→ **YOUR INSTRUCTIONS**:
Omit the images, then print each record below exactly as it reads.

→ **DATA ROWS**:

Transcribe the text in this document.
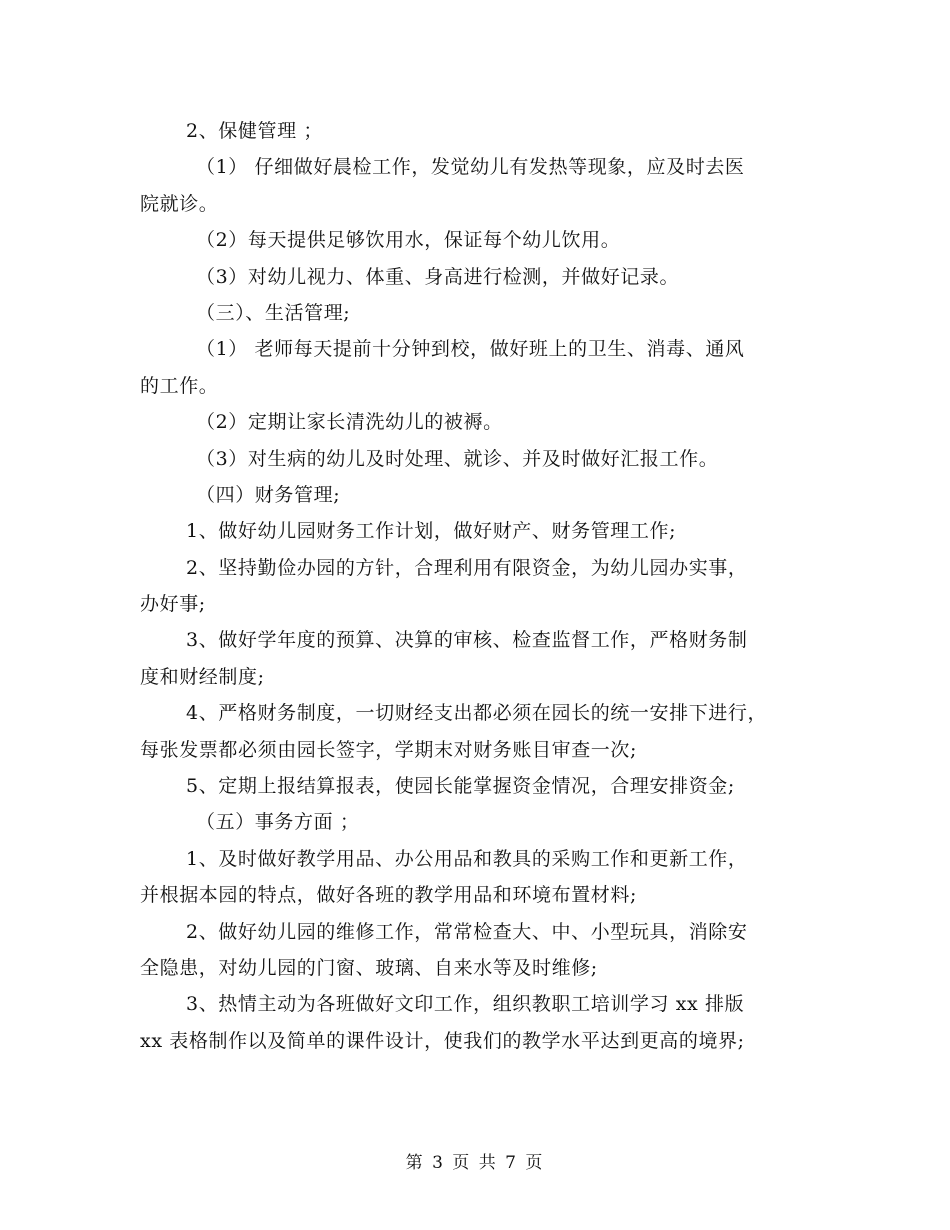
2、保健管理 ；
（1） 仔细做好晨检工作，发觉幼儿有发热等现象，应及时去医
院就诊。
（2）每天提供足够饮用水，保证每个幼儿饮用。
（3）对幼儿视力、体重、身高进行检测，并做好记录。
（三）、生活管理;
（1） 老师每天提前十分钟到校，做好班上的卫生、消毒、通风
的工作。
（2）定期让家长清洗幼儿的被褥。
（3）对生病的幼儿及时处理、就诊、并及时做好汇报工作。
（四）财务管理;
1、做好幼儿园财务工作计划，做好财产、财务管理工作;
2、坚持勤俭办园的方针，合理利用有限资金，为幼儿园办实事，
办好事;
3、做好学年度的预算、决算的审核、检查监督工作，严格财务制
度和财经制度;
4、严格财务制度，一切财经支出都必须在园长的统一安排下进行，
每张发票都必须由园长签字，学期末对财务账目审查一次;
5、定期上报结算报表，使园长能掌握资金情况，合理安排资金;
（五）事务方面 ；
1、及时做好教学用品、办公用品和教具的采购工作和更新工作，
并根据本园的特点，做好各班的教学用品和环境布置材料;
2、做好幼儿园的维修工作，常常检查大、中、小型玩具，消除安
全隐患，对幼儿园的门窗、玻璃、自来水等及时维修;
3、热情主动为各班做好文印工作，组织教职工培训学习 xx 排版
xx 表格制作以及简单的课件设计，使我们的教学水平达到更高的境界;
第 3 页 共 7 页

→ **RIGHT ANSWER**:
Transcribe the text in this document.
2、保健管理 ；
（1） 仔细做好晨检工作，发觉幼儿有发热等现象，应及时去医
院就诊。
（2）每天提供足够饮用水，保证每个幼儿饮用。
（3）对幼儿视力、体重、身高进行检测，并做好记录。
（三）、生活管理;
（1） 老师每天提前十分钟到校，做好班上的卫生、消毒、通风
的工作。
（2）定期让家长清洗幼儿的被褥。
（3）对生病的幼儿及时处理、就诊、并及时做好汇报工作。
（四）财务管理;
1、做好幼儿园财务工作计划，做好财产、财务管理工作;
2、坚持勤俭办园的方针，合理利用有限资金，为幼儿园办实事，
办好事;
3、做好学年度的预算、决算的审核、检查监督工作，严格财务制
度和财经制度;
4、严格财务制度，一切财经支出都必须在园长的统一安排下进行，
每张发票都必须由园长签字，学期末对财务账目审查一次;
5、定期上报结算报表，使园长能掌握资金情况，合理安排资金;
（五）事务方面 ；
1、及时做好教学用品、办公用品和教具的采购工作和更新工作，
并根据本园的特点，做好各班的教学用品和环境布置材料;
2、做好幼儿园的维修工作，常常检查大、中、小型玩具，消除安
全隐患，对幼儿园的门窗、玻璃、自来水等及时维修;
3、热情主动为各班做好文印工作，组织教职工培训学习 xx 排版
xx 表格制作以及简单的课件设计，使我们的教学水平达到更高的境界;
第 3 页 共 7 页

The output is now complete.